-- TASK INPUT follows --
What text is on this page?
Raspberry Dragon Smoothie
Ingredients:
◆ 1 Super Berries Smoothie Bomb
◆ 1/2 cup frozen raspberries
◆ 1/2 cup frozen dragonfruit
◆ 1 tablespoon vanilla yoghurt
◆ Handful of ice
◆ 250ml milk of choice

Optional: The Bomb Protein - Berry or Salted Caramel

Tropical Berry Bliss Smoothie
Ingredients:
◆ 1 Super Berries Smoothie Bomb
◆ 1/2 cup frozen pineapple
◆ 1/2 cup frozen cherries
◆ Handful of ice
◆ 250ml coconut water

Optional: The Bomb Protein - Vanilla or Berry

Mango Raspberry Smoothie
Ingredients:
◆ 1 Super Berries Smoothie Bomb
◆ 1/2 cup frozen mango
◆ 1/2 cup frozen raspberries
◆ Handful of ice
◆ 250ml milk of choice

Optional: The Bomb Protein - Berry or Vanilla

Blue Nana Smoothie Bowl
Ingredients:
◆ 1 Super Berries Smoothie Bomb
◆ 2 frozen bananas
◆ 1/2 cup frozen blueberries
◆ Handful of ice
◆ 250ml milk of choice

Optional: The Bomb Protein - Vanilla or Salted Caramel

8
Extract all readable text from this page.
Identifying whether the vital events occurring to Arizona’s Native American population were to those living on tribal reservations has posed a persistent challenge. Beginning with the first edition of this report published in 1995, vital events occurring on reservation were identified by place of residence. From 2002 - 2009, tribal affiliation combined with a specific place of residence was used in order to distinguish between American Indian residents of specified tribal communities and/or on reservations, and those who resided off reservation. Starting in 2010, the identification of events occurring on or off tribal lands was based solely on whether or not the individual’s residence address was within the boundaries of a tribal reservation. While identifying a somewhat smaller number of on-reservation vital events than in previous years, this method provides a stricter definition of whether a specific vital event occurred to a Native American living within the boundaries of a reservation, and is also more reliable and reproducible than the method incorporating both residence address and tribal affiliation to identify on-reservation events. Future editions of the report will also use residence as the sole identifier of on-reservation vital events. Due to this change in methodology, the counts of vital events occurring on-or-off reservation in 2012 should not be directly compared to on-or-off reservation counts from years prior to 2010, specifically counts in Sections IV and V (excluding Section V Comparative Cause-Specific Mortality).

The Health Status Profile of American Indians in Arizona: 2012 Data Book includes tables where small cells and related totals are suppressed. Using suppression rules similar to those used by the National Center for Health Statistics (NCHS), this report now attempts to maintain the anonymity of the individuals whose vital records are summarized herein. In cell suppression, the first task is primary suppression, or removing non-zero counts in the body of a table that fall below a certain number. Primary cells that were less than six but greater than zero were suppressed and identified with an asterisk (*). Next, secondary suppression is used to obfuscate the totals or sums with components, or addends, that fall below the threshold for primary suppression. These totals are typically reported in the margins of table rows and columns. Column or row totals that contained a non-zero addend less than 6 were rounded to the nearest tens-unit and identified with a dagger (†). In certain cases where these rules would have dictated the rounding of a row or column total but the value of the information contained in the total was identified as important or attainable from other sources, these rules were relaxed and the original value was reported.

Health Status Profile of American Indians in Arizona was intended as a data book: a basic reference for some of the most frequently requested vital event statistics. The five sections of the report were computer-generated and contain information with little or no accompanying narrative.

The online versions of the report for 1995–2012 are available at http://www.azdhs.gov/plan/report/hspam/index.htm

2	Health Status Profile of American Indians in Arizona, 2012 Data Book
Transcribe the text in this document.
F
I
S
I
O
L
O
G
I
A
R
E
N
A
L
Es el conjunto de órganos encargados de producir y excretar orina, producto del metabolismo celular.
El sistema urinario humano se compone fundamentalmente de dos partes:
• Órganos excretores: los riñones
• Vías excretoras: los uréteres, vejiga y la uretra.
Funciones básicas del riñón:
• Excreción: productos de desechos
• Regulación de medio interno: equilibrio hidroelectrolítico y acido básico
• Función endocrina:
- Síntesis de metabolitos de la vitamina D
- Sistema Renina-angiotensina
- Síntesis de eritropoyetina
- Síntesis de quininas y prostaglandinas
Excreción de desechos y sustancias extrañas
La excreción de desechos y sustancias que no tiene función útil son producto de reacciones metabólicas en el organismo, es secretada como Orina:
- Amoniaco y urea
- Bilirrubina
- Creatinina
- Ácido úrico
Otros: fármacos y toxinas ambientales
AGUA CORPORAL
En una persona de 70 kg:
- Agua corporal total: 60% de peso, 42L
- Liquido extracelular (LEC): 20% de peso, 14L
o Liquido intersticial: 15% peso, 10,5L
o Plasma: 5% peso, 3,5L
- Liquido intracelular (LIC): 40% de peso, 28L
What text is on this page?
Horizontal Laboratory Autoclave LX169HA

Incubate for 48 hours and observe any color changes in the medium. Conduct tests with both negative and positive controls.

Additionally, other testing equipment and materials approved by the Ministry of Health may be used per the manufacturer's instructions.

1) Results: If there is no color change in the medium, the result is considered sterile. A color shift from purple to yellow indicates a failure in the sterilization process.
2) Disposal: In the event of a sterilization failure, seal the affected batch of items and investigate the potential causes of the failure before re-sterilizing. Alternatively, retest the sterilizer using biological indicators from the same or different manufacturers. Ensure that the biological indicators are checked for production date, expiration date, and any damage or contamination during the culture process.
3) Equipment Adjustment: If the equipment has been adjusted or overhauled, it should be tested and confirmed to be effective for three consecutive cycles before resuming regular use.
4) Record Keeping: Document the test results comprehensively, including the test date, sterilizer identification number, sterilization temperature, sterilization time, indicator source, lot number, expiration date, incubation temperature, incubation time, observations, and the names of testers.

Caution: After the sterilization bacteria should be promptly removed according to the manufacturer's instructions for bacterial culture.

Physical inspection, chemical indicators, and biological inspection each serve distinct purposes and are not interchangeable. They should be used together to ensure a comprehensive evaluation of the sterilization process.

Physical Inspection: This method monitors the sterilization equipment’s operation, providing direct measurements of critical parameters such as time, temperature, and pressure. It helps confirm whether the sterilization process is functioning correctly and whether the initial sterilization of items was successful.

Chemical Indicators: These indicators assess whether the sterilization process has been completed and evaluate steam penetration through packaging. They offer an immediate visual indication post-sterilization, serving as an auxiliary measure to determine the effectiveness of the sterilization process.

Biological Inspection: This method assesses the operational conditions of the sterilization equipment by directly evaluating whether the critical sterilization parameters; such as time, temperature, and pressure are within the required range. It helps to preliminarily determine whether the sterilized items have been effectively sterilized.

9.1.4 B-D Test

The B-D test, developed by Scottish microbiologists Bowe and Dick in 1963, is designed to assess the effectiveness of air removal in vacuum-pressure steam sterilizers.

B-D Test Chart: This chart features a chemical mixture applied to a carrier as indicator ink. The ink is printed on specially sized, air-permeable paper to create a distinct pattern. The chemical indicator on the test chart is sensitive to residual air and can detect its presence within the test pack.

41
-- TASK INPUT concluded --
From the first line to the last, please write out the entries exactly.

# TASK ANSWER
What text is on this page?
Raspberry Dragon Smoothie
Ingredients:
◆ 1 Super Berries Smoothie Bomb
◆ 1/2 cup frozen raspberries
◆ 1/2 cup frozen dragonfruit
◆ 1 tablespoon vanilla yoghurt
◆ Handful of ice
◆ 250ml milk of choice

Optional: The Bomb Protein - Berry or Salted Caramel

Tropical Berry Bliss Smoothie
Ingredients:
◆ 1 Super Berries Smoothie Bomb
◆ 1/2 cup frozen pineapple
◆ 1/2 cup frozen cherries
◆ Handful of ice
◆ 250ml coconut water

Optional: The Bomb Protein - Vanilla or Berry

Mango Raspberry Smoothie
Ingredients:
◆ 1 Super Berries Smoothie Bomb
◆ 1/2 cup frozen mango
◆ 1/2 cup frozen raspberries
◆ Handful of ice
◆ 250ml milk of choice

Optional: The Bomb Protein - Berry or Vanilla

Blue Nana Smoothie Bowl
Ingredients:
◆ 1 Super Berries Smoothie Bomb
◆ 2 frozen bananas
◆ 1/2 cup frozen blueberries
◆ Handful of ice
◆ 250ml milk of choice

Optional: The Bomb Protein - Vanilla or Salted Caramel

8
Extract all readable text from this page.
Identifying whether the vital events occurring to Arizona’s Native American population were to those living on tribal reservations has posed a persistent challenge. Beginning with the first edition of this report published in 1995, vital events occurring on reservation were identified by place of residence. From 2002 - 2009, tribal affiliation combined with a specific place of residence was used in order to distinguish between American Indian residents of specified tribal communities and/or on reservations, and those who resided off reservation. Starting in 2010, the identification of events occurring on or off tribal lands was based solely on whether or not the individual’s residence address was within the boundaries of a tribal reservation. While identifying a somewhat smaller number of on-reservation vital events than in previous years, this method provides a stricter definition of whether a specific vital event occurred to a Native American living within the boundaries of a reservation, and is also more reliable and reproducible than the method incorporating both residence address and tribal affiliation to identify on-reservation events. Future editions of the report will also use residence as the sole identifier of on-reservation vital events. Due to this change in methodology, the counts of vital events occurring on-or-off reservation in 2012 should not be directly compared to on-or-off reservation counts from years prior to 2010, specifically counts in Sections IV and V (excluding Section V Comparative Cause-Specific Mortality).

The Health Status Profile of American Indians in Arizona: 2012 Data Book includes tables where small cells and related totals are suppressed. Using suppression rules similar to those used by the National Center for Health Statistics (NCHS), this report now attempts to maintain the anonymity of the individuals whose vital records are summarized herein. In cell suppression, the first task is primary suppression, or removing non-zero counts in the body of a table that fall below a certain number. Primary cells that were less than six but greater than zero were suppressed and identified with an asterisk (*). Next, secondary suppression is used to obfuscate the totals or sums with components, or addends, that fall below the threshold for primary suppression. These totals are typically reported in the margins of table rows and columns. Column or row totals that contained a non-zero addend less than 6 were rounded to the nearest tens-unit and identified with a dagger (†). In certain cases where these rules would have dictated the rounding of a row or column total but the value of the information contained in the total was identified as important or attainable from other sources, these rules were relaxed and the original value was reported.

Health Status Profile of American Indians in Arizona was intended as a data book: a basic reference for some of the most frequently requested vital event statistics. The five sections of the report were computer-generated and contain information with little or no accompanying narrative.

The online versions of the report for 1995–2012 are available at http://www.azdhs.gov/plan/report/hspam/index.htm

2	Health Status Profile of American Indians in Arizona, 2012 Data Book
Transcribe the text in this document.
F
I
S
I
O
L
O
G
I
A
R
E
N
A
L
Es el conjunto de órganos encargados de producir y excretar orina, producto del metabolismo celular.
El sistema urinario humano se compone fundamentalmente de dos partes:
• Órganos excretores: los riñones
• Vías excretoras: los uréteres, vejiga y la uretra.
Funciones básicas del riñón:
• Excreción: productos de desechos
• Regulación de medio interno: equilibrio hidroelectrolítico y acido básico
• Función endocrina:
- Síntesis de metabolitos de la vitamina D
- Sistema Renina-angiotensina
- Síntesis de eritropoyetina
- Síntesis de quininas y prostaglandinas
Excreción de desechos y sustancias extrañas
La excreción de desechos y sustancias que no tiene función útil son producto de reacciones metabólicas en el organismo, es secretada como Orina:
- Amoniaco y urea
- Bilirrubina
- Creatinina
- Ácido úrico
Otros: fármacos y toxinas ambientales
AGUA CORPORAL
En una persona de 70 kg:
- Agua corporal total: 60% de peso, 42L
- Liquido extracelular (LEC): 20% de peso, 14L
o Liquido intersticial: 15% peso, 10,5L
o Plasma: 5% peso, 3,5L
- Liquido intracelular (LIC): 40% de peso, 28L
What text is on this page?
Horizontal Laboratory Autoclave LX169HA

Incubate for 48 hours and observe any color changes in the medium. Conduct tests with both negative and positive controls.

Additionally, other testing equipment and materials approved by the Ministry of Health may be used per the manufacturer's instructions.

1) Results: If there is no color change in the medium, the result is considered sterile. A color shift from purple to yellow indicates a failure in the sterilization process.
2) Disposal: In the event of a sterilization failure, seal the affected batch of items and investigate the potential causes of the failure before re-sterilizing. Alternatively, retest the sterilizer using biological indicators from the same or different manufacturers. Ensure that the biological indicators are checked for production date, expiration date, and any damage or contamination during the culture process.
3) Equipment Adjustment: If the equipment has been adjusted or overhauled, it should be tested and confirmed to be effective for three consecutive cycles before resuming regular use.
4) Record Keeping: Document the test results comprehensively, including the test date, sterilizer identification number, sterilization temperature, sterilization time, indicator source, lot number, expiration date, incubation temperature, incubation time, observations, and the names of testers.

Caution: After the sterilization bacteria should be promptly removed according to the manufacturer's instructions for bacterial culture.

Physical inspection, chemical indicators, and biological inspection each serve distinct purposes and are not interchangeable. They should be used together to ensure a comprehensive evaluation of the sterilization process.

Physical Inspection: This method monitors the sterilization equipment’s operation, providing direct measurements of critical parameters such as time, temperature, and pressure. It helps confirm whether the sterilization process is functioning correctly and whether the initial sterilization of items was successful.

Chemical Indicators: These indicators assess whether the sterilization process has been completed and evaluate steam penetration through packaging. They offer an immediate visual indication post-sterilization, serving as an auxiliary measure to determine the effectiveness of the sterilization process.

Biological Inspection: This method assesses the operational conditions of the sterilization equipment by directly evaluating whether the critical sterilization parameters; such as time, temperature, and pressure are within the required range. It helps to preliminarily determine whether the sterilized items have been effectively sterilized.

9.1.4 B-D Test

The B-D test, developed by Scottish microbiologists Bowe and Dick in 1963, is designed to assess the effectiveness of air removal in vacuum-pressure steam sterilizers.

B-D Test Chart: This chart features a chemical mixture applied to a carrier as indicator ink. The ink is printed on specially sized, air-permeable paper to create a distinct pattern. The chemical indicator on the test chart is sensitive to residual air and can detect its presence within the test pack.

41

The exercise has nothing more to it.